→ EXCERPT PROVIDED:
>>>>>

Preaching Articles

Preaching appears arrogant to people overwhelmed by the limitations of their perspective. That subjective humans could speak meaningfully of an objective God would be absurd were it not that God took the initiative to reveal himself. Perspective becomes an asset as the preacher bears witness to God in the flesh.

Is there anything as arrogant as a preacher? While perhaps not up there with trash talking point guards or raving third world despots, preachers still are perceived as pompous in the mind of the average citizen. Preachers are too sure of themselves in a world where no one takes anything for granted and where no one is certain of anything. “Don’t preach at me,” people say when they want to be particularly cutting.

Preachers are always telling people what to believe and what to do with their lives, implying that they have some privileged access to the truth. In postmodern times, such a claim is unforgivable. Surely it is arrogance to claim to know what is best for others and to be willing to proclaim these things to people en masse.

During the 1997 Canadian federal election, national news columnist Peter C. Newman found a particularly scathing way to criticize Reform party leader Preston Manning. Manning is “a preacher, not a politician,” Newman said (Newman 1997, 51). The implication was obvious. Preachers are by nature intolerant, impatient, and arrogant. Preachers are “know-it-alls,” dangerous to the citizenry of an enlightened and pluralized public.

 

Better Times

How things have changed! Preachers were once respected as key sources in the common search for objective truth. Ever since Descartes, optimism reigned as people pursued final answers to ultimate issues. No question seemed large enough to withstand the assault of human reason. If the answer wasn’t known it was only a matter of time. Every mystery could be solved by application of the formidable powers of the human mind. The scientific method was hailed as the tool which could unlock the very secrets of God.

In this context preachers thundered. Giants of the pulpit like Charles Haddon Spurgeon and Dwight L. Moody came to prominence, commanding the attention of thousands who heard in them the voice of God. Even country preachers, often the most educated persons in town, were powerful voices in the community power structure. Consensus was forming around biblical values in the constant pursuit of meaning. The Bible was seen as a book of wisdom and a repository of truth. Expositors who examined the Scriptures with scientific diligence offered people what they sought—a true word from God himself.

 

Loss of Confidence

Over time, however, such optimism faded. A purely objective sense of truth proved elusive. The more humanity learned, the less it seemed was known. For every question that was solved, multiple new conundrums were uncovered. The harder people pursued the goal of ultimate truth the more distant it appeared.

The world is much less certain today. The neat order of the past has come undone and people sense a need to hedge their bets. New voices daily challenge the consensus, leaving people feeling squeezed. Never before have individuals had to handle so much information in so little time. Technology ensures that the amount of information offered increases as fast as the available response time decreases. The first casualty is confidence (Oden 1990, 46). Ideas that once seemed beyond question are now up for grabs. New alternatives to formerly unquestioned convictions raise doubt among people used to a much firmer footing. Judgment is reserved for the time being as people find themselves unwilling to choose among a multiplicity of options.

<<<<<

→ STATED PROBLEM 1:
Reproduce the part of the preaching article starting with "In this context" and going on through "from God himself.", word for word.

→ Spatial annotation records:
>>>>>

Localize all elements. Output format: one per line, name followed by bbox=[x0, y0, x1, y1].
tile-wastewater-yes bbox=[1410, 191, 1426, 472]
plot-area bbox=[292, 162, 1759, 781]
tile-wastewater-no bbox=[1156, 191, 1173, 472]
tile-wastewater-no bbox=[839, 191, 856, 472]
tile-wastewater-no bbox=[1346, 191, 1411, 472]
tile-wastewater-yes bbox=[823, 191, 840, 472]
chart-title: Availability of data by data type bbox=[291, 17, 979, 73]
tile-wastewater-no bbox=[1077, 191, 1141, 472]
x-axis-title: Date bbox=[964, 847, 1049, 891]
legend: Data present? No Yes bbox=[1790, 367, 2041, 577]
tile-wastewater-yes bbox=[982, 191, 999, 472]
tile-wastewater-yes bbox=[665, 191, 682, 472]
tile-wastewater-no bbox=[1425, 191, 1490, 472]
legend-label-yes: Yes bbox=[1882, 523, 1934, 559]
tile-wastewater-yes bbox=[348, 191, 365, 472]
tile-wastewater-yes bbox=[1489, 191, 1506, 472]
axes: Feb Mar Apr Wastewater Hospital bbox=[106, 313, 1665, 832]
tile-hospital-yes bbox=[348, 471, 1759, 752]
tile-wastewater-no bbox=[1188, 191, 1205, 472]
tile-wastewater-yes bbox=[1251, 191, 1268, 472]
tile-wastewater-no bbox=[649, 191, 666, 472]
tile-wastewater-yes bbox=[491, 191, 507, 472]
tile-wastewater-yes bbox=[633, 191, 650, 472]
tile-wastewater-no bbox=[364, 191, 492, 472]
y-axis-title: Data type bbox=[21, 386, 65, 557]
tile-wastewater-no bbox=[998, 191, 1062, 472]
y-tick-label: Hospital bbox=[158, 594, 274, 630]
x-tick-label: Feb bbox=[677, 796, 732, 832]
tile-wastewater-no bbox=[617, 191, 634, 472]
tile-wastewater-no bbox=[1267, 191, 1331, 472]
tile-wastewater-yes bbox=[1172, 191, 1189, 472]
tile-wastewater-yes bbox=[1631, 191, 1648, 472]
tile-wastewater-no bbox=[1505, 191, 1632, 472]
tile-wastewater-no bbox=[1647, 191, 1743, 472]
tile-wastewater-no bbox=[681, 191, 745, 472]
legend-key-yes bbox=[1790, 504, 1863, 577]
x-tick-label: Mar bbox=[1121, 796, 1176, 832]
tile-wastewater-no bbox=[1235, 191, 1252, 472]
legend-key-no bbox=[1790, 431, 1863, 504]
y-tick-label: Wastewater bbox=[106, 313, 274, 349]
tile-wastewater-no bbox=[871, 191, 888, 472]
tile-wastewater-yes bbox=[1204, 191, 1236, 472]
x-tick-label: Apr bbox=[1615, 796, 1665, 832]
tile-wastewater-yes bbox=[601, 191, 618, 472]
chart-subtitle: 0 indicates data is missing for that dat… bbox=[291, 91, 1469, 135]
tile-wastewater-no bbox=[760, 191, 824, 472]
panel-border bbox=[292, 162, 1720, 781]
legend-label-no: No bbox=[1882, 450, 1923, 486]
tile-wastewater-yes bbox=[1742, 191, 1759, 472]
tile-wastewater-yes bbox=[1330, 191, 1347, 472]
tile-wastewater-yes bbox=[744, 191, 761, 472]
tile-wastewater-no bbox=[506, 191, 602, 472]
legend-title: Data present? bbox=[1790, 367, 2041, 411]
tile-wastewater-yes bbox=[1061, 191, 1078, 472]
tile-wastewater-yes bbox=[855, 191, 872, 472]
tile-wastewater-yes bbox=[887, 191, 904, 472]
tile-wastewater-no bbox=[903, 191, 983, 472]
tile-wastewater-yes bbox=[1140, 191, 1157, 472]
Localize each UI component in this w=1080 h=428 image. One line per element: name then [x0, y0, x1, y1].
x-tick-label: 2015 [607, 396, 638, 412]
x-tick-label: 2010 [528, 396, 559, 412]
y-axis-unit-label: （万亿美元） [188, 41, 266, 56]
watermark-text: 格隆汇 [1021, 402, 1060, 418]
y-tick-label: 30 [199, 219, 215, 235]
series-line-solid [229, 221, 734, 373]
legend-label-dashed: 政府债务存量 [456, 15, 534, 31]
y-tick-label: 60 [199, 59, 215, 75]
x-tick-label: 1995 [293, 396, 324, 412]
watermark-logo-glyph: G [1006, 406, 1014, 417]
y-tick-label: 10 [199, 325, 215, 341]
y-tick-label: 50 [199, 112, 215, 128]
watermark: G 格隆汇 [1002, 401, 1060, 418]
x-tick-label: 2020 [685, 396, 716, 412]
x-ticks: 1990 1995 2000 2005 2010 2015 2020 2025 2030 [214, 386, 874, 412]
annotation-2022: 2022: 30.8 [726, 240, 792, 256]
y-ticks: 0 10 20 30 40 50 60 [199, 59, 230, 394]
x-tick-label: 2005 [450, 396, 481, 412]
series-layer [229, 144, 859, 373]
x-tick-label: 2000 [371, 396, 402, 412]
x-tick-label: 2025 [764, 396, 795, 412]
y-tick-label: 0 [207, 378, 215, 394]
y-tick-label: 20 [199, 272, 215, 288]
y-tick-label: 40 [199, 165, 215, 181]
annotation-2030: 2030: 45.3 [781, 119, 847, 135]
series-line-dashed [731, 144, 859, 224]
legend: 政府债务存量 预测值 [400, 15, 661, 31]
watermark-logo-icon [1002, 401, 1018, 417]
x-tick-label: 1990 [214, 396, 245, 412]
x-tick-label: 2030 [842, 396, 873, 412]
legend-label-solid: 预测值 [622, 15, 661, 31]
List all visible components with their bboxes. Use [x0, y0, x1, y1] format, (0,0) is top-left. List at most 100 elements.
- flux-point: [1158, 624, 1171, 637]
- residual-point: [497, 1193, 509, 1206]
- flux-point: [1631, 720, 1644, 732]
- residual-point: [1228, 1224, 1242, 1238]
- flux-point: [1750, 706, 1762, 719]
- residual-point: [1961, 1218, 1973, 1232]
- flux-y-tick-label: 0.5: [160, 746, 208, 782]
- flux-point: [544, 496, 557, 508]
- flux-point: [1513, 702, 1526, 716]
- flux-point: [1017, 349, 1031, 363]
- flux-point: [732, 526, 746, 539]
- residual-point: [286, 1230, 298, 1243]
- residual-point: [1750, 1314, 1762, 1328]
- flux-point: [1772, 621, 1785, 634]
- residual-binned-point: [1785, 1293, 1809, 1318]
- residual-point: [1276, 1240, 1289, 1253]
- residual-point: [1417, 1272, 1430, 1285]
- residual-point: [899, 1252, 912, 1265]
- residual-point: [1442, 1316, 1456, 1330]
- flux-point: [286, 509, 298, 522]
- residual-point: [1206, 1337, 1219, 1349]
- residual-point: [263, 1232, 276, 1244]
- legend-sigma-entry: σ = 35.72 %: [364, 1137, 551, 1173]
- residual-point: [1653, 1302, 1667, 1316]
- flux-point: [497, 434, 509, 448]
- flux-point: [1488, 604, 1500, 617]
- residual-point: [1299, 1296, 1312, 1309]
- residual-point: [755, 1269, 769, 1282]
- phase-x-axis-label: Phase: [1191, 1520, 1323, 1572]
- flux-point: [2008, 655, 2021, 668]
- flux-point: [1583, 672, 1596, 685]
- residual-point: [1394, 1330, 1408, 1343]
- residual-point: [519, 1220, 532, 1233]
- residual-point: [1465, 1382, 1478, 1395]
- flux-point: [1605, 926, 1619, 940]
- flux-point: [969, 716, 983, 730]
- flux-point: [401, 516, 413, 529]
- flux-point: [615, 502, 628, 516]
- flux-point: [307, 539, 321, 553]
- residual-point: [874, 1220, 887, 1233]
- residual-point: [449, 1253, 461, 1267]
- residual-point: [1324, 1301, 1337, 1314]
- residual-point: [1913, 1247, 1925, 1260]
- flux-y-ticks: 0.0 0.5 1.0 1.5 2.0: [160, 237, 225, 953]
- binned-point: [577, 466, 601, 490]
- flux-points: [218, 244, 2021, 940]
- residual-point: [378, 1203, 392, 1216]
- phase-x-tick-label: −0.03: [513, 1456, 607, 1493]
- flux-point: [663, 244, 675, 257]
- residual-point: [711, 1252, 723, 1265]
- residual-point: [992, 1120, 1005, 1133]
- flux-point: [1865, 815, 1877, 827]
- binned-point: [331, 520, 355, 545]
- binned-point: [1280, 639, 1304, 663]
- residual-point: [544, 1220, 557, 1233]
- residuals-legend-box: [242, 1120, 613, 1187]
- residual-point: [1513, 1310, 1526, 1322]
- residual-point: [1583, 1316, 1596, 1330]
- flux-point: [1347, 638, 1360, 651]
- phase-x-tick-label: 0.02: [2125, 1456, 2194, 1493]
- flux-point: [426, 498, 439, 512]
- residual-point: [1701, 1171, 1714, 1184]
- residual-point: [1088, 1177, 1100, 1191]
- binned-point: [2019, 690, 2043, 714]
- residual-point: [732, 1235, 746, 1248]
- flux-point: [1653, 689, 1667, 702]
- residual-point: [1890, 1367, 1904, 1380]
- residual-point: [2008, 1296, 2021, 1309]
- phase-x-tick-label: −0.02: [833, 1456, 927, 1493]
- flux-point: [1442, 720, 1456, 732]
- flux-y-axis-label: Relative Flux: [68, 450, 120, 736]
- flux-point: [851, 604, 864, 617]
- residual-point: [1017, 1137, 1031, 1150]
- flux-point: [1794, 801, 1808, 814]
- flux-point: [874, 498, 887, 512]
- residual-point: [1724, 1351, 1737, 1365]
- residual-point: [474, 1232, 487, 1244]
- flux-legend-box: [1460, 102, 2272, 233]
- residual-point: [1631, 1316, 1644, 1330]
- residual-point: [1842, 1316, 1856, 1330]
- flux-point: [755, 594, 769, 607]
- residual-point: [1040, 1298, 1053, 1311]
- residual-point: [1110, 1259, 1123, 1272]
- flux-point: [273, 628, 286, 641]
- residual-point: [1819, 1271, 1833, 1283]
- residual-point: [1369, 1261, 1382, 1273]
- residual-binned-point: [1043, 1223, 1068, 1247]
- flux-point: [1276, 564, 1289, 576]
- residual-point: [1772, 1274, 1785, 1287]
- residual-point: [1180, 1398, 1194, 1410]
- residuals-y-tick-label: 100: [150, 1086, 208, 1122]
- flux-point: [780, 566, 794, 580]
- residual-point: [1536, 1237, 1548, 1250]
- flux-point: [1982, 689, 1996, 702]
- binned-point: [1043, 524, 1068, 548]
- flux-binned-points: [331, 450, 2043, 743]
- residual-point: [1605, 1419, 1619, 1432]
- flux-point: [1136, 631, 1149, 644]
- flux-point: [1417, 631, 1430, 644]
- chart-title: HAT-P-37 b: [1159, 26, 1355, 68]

<<<<<

→ STATED PROBLEM 2:
Count the lines of the records that contain the string "name", and give only the number.

→ RIGHT ANSWER 1:
In this context preachers thundered. Giants of the pulpit like Charles Haddon Spurgeon and Dwight L. Moody came to prominence, commanding the attention of thousands who heard in them the voice of God. Even country preachers, often the most educated persons in town, were powerful voices in the community power structure. Consensus was forming around biblical values in the constant pursuit of meaning. The Bible was seen as a book of wisdom and a repository of truth. Expositors who examined the Scriptures with scientific diligence offered people what they sought—a true word from God himself.

→ RIGHT ANSWER 2:
2